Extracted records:
──────

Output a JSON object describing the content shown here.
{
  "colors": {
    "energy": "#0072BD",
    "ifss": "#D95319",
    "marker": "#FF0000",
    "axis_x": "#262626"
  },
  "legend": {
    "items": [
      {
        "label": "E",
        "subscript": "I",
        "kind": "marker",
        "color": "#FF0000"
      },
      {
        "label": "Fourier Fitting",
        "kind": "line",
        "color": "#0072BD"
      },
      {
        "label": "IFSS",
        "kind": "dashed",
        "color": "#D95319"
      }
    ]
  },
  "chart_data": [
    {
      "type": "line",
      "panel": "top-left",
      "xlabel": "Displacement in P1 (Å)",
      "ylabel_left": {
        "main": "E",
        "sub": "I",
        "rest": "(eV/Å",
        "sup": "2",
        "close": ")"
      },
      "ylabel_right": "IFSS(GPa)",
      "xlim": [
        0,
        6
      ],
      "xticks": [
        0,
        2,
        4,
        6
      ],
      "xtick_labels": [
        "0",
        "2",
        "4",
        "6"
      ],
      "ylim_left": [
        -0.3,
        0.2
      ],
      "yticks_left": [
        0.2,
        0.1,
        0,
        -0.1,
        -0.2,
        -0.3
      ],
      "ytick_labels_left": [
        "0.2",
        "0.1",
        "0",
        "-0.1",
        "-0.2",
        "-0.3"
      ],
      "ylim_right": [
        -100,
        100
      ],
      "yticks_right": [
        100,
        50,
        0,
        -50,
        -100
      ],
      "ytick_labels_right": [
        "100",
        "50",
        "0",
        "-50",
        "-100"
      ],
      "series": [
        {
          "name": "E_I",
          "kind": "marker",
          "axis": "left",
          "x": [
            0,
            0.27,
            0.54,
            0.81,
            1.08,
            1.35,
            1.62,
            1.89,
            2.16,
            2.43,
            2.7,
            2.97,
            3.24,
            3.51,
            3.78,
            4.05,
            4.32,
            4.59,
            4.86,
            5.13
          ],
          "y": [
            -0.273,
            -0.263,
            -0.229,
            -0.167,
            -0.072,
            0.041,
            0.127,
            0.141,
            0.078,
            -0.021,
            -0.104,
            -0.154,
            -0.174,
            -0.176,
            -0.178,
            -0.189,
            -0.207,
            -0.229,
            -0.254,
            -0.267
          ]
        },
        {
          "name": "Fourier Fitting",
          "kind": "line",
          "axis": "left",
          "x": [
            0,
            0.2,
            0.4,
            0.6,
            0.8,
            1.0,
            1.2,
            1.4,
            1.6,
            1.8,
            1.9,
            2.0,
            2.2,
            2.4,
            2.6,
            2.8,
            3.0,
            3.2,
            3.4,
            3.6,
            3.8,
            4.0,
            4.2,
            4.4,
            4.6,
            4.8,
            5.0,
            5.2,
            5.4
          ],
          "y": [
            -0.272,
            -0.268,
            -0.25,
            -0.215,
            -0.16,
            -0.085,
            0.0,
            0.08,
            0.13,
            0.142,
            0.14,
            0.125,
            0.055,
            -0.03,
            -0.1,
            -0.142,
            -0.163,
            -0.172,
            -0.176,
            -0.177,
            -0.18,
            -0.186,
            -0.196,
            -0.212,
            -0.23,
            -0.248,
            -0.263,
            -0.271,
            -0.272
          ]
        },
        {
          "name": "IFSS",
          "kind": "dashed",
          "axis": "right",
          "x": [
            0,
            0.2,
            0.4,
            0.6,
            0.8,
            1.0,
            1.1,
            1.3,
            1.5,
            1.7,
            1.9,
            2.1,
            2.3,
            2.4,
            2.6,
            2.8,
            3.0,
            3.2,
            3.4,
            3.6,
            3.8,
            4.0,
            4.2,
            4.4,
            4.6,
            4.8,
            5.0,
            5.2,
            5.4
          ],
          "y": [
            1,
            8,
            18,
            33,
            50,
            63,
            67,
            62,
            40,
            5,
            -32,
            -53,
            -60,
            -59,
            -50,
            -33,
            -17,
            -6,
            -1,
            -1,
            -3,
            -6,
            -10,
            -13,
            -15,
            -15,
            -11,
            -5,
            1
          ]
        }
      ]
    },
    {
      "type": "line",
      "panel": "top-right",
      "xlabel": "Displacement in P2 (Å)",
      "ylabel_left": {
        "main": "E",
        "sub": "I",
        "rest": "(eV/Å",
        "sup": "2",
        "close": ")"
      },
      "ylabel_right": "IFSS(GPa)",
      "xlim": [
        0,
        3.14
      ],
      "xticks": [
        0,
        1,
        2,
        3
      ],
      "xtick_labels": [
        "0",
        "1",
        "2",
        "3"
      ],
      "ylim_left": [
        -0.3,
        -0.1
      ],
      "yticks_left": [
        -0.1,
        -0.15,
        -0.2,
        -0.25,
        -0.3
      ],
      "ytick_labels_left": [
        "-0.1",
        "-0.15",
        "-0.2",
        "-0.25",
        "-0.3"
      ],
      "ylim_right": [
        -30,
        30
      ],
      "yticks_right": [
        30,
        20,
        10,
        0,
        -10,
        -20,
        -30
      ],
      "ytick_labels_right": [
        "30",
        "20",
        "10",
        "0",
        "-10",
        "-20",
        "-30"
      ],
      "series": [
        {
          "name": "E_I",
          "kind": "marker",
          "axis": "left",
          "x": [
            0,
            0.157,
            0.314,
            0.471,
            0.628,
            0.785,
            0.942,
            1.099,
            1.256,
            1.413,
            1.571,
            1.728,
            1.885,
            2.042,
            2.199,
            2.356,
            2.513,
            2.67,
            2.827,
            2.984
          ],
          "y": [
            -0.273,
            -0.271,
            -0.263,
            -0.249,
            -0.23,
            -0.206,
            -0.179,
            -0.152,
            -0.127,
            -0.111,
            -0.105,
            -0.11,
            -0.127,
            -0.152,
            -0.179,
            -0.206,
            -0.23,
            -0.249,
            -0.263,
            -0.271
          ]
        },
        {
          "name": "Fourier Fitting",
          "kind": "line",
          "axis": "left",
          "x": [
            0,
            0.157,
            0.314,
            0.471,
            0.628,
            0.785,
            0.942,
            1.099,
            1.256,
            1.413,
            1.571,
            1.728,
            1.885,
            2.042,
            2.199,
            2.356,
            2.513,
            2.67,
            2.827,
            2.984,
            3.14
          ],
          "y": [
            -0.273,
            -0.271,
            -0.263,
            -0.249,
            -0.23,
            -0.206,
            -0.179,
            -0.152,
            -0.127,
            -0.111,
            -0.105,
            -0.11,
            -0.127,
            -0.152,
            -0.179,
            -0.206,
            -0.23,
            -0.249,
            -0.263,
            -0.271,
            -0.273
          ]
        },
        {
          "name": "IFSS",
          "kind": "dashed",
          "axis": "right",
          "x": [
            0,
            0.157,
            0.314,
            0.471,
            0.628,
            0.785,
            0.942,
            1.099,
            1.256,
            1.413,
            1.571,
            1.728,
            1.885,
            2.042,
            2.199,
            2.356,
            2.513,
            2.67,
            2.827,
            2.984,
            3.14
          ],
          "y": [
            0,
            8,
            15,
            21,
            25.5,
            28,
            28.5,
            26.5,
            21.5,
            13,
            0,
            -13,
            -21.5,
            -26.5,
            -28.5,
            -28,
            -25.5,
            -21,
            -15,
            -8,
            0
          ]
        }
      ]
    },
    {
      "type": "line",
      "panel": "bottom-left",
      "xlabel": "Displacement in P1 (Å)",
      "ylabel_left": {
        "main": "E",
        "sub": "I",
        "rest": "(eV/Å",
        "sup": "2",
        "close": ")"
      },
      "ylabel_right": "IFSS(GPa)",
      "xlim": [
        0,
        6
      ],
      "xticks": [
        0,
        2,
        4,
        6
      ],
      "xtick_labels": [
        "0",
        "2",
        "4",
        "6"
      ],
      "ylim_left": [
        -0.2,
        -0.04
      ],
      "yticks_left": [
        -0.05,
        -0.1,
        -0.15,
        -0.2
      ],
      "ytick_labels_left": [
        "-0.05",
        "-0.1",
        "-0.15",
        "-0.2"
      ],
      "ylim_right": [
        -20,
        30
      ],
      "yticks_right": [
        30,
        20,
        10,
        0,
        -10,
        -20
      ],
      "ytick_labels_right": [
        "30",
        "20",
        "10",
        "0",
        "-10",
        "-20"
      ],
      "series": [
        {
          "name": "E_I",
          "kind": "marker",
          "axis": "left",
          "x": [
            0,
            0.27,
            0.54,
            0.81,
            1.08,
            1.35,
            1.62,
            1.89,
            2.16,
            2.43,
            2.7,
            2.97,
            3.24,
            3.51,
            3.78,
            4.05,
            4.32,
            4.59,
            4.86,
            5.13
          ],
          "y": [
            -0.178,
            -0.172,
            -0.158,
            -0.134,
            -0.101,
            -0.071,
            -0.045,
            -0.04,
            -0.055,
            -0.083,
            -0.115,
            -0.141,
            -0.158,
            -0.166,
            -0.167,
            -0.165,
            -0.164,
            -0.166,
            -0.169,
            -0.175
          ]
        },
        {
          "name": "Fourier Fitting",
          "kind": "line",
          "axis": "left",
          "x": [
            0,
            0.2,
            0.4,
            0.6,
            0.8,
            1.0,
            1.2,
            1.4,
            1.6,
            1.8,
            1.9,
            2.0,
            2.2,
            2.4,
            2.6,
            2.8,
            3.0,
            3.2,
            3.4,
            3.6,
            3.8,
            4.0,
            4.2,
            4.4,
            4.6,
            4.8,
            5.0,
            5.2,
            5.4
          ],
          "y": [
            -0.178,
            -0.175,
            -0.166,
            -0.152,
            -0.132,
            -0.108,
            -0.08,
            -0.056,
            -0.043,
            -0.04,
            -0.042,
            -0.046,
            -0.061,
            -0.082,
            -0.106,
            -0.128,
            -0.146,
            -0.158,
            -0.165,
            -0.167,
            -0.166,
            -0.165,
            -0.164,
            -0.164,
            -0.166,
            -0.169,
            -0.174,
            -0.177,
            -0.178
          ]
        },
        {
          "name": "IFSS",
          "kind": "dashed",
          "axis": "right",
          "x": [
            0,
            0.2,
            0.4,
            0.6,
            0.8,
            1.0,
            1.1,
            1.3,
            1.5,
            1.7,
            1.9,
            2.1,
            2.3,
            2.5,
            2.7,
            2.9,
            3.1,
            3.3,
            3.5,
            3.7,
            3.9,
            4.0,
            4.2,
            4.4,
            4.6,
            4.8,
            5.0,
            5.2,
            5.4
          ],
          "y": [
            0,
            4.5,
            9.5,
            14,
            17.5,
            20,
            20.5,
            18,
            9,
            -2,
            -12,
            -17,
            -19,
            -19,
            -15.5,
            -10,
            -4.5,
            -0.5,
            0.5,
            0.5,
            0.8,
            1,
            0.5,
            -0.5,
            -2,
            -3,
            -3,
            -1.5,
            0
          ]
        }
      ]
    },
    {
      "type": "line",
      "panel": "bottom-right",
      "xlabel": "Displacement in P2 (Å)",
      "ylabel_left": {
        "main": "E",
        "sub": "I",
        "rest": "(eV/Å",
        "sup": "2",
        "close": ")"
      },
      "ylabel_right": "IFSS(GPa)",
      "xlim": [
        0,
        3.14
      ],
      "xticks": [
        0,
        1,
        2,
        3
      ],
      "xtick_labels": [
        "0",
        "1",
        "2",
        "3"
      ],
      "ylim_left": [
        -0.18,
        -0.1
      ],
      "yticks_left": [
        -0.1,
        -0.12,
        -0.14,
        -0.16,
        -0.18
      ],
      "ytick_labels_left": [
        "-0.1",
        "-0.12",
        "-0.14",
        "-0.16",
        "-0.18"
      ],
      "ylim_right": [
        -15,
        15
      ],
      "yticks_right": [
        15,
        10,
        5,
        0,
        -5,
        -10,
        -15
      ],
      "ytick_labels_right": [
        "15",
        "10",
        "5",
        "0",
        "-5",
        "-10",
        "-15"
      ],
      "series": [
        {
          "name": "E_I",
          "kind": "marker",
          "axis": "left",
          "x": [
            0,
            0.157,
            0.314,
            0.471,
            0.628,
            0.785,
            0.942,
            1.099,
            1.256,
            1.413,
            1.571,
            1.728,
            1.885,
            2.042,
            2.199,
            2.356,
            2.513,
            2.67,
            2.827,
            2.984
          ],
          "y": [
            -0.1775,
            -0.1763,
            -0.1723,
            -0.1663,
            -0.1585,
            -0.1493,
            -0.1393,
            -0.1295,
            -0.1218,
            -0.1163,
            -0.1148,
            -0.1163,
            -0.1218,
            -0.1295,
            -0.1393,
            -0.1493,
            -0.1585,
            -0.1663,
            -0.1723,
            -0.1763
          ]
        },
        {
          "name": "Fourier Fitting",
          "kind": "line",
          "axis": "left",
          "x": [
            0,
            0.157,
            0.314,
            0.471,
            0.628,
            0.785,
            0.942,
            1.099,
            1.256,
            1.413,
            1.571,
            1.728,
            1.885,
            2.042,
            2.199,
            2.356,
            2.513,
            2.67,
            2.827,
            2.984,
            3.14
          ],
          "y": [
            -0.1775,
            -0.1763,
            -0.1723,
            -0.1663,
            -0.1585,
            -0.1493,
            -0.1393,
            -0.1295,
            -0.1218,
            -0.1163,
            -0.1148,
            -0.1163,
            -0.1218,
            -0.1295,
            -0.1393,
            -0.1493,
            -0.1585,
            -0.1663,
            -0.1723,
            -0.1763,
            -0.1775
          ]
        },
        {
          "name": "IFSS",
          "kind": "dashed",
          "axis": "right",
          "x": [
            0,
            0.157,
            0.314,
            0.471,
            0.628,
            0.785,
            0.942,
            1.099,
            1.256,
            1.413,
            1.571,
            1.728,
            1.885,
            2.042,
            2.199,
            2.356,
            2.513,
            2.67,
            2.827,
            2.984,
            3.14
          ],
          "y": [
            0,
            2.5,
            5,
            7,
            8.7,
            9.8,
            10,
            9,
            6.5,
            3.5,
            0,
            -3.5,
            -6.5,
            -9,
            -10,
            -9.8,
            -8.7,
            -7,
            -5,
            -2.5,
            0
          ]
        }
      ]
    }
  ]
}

──────

■ **Problem statement**
Collect each line containing the string "panel".

■ **Written answer**
      "panel": "top-left",
      "panel": "top-right",
      "panel": "bottom-left",
      "panel": "bottom-right",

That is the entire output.